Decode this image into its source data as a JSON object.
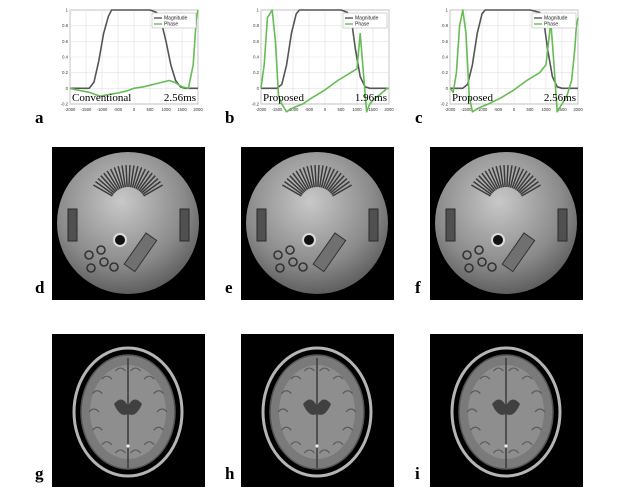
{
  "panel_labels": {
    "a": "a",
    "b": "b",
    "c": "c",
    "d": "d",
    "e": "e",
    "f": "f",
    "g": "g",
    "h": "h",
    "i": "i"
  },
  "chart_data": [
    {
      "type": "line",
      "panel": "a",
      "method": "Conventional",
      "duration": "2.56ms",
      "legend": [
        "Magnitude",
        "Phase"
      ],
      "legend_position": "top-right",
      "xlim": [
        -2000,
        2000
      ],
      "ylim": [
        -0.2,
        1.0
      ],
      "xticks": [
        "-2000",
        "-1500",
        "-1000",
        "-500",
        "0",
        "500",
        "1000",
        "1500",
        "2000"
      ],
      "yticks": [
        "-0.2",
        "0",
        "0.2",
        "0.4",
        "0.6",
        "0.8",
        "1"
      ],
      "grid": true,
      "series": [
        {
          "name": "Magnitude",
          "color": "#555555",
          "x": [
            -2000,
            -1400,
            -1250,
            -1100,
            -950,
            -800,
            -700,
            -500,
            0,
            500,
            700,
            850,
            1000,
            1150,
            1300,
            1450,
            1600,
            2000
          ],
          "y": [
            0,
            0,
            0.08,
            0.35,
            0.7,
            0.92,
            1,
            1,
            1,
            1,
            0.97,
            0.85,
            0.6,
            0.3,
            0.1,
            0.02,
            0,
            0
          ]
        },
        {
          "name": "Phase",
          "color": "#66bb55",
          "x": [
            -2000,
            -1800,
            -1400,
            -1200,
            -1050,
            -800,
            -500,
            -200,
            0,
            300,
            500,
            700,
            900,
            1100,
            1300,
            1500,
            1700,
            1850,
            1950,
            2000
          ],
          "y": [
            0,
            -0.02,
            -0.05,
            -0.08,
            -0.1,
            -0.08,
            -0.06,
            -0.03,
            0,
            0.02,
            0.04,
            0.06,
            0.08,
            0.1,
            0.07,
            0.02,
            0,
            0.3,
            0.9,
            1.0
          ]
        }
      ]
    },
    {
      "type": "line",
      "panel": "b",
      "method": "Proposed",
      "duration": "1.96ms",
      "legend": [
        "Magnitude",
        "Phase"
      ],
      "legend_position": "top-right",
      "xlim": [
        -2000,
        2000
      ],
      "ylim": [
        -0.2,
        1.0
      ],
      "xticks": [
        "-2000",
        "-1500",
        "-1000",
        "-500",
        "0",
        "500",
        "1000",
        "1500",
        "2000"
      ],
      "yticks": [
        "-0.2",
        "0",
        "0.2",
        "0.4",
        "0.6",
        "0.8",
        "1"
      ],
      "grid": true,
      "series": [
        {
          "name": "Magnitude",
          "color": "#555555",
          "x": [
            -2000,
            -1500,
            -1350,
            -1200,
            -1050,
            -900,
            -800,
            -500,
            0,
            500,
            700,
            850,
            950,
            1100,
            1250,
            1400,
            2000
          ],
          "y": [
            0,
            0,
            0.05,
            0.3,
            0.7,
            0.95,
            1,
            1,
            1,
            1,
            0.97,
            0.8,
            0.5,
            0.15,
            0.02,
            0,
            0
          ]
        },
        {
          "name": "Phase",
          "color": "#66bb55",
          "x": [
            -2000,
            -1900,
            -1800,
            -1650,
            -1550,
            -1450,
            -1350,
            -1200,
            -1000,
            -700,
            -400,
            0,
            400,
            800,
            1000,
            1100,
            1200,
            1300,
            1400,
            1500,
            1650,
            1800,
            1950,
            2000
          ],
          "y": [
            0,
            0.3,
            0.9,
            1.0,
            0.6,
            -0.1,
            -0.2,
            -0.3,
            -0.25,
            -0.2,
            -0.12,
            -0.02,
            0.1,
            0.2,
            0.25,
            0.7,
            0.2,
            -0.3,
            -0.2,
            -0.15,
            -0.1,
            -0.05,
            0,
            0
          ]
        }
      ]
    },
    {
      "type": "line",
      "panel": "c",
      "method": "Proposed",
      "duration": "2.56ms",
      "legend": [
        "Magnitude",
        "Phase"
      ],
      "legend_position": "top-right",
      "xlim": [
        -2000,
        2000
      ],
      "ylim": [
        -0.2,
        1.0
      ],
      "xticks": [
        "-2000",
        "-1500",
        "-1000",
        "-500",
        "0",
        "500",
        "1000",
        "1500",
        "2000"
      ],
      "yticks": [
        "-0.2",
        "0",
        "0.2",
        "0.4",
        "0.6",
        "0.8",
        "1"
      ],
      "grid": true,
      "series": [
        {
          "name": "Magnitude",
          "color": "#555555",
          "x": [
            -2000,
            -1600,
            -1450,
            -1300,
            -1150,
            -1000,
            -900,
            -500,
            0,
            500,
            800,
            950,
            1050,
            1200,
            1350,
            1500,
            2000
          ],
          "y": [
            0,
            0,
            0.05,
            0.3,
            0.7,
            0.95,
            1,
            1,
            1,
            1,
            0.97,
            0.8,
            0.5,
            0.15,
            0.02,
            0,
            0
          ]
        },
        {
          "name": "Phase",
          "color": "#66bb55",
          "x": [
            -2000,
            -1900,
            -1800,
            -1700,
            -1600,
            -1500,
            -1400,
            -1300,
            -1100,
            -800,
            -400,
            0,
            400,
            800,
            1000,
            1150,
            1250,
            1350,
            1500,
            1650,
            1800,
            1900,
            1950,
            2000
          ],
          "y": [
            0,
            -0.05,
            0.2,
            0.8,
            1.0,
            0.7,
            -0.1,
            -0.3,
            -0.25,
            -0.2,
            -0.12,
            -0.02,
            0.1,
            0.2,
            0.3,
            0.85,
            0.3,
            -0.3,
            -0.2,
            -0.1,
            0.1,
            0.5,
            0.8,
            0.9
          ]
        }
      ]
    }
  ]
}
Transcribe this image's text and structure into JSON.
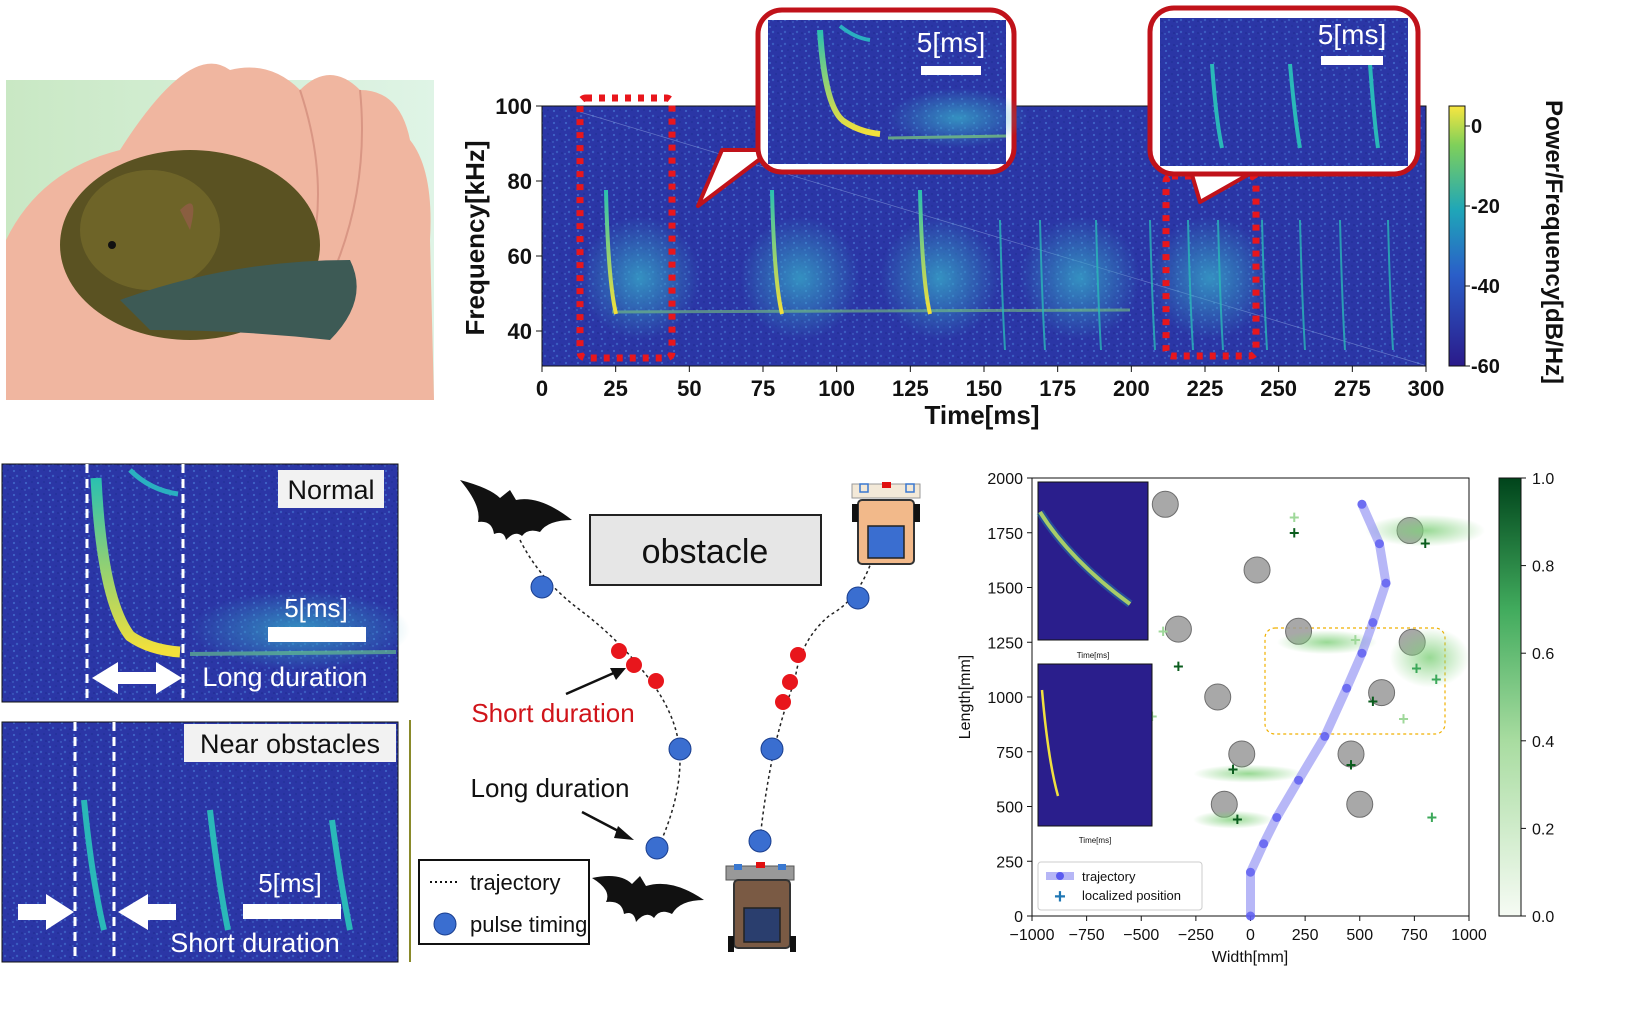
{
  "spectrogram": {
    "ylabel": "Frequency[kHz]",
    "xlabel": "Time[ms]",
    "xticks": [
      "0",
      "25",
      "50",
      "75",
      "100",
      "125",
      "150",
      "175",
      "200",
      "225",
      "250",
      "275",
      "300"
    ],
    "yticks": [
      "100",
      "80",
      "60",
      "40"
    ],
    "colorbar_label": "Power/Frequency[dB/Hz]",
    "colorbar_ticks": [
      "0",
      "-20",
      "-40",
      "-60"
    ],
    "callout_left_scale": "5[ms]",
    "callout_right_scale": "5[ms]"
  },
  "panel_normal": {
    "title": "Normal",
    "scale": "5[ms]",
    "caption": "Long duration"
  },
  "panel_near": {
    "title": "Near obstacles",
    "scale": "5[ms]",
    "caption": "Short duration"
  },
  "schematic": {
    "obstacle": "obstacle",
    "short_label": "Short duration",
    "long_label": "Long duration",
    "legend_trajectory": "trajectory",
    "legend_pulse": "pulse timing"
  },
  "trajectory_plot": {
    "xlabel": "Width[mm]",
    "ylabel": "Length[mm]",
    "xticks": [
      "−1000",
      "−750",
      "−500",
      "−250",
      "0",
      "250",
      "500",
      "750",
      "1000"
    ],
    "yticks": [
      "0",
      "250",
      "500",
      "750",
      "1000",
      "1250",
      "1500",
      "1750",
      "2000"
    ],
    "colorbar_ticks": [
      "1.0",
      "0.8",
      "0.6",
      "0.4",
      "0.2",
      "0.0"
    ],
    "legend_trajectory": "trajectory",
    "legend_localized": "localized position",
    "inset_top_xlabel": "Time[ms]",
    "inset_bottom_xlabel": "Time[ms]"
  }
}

* [SHORT PROBLEM]:
Count each line where the string "image" occurs, and write only the number.

* [EXERCISE RESPONSE]:
2